╭──

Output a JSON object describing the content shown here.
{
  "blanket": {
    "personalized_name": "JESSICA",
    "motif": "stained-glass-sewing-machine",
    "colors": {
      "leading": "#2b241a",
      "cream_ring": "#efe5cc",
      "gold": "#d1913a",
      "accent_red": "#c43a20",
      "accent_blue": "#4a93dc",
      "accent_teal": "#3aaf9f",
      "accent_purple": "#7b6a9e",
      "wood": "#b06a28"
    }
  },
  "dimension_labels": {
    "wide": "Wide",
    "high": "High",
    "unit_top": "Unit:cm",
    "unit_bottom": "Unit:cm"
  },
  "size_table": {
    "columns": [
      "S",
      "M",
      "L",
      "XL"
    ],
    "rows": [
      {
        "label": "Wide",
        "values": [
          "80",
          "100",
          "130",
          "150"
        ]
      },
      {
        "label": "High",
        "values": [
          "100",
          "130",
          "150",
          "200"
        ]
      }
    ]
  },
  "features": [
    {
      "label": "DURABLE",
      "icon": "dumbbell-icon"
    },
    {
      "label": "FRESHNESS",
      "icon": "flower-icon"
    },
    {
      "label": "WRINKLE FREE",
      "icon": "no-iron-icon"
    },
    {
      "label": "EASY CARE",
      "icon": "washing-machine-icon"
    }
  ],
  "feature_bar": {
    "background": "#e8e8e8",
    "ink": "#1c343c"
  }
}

╰──

Written task: Each line holding the word "machine" counts once; report the total and nothing else.

Task solution: 2